EXERCISE INSTRUCTIONS
Below are the records; pull every line that includes "monitoring".

[Transcript data for document pages]

--- --- ---

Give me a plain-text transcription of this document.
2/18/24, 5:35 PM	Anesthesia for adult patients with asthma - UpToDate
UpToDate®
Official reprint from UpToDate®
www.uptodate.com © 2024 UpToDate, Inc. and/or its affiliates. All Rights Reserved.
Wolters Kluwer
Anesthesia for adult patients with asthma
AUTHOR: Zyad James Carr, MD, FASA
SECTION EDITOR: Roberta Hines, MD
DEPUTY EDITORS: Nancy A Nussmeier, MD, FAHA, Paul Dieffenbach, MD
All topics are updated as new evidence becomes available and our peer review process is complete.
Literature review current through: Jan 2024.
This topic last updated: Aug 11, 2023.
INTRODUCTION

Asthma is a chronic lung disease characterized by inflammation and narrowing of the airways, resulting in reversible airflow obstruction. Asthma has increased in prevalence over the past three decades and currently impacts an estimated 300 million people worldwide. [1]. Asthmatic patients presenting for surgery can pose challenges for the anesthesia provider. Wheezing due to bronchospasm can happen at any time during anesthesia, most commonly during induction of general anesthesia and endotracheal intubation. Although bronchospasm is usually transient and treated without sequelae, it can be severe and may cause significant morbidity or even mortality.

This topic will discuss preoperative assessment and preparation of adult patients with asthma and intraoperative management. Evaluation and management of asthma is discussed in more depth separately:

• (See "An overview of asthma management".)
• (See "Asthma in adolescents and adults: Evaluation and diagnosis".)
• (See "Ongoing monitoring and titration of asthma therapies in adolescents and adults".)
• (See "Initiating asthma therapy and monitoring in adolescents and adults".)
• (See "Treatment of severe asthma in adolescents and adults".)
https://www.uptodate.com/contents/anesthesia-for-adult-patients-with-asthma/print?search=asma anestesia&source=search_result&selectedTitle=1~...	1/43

--- --- ---

RESULT
• (See "Ongoing monitoring and titration of asthma therapies in adolescents and adults".)
• (See "Initiating asthma therapy and monitoring in adolescents and adults".)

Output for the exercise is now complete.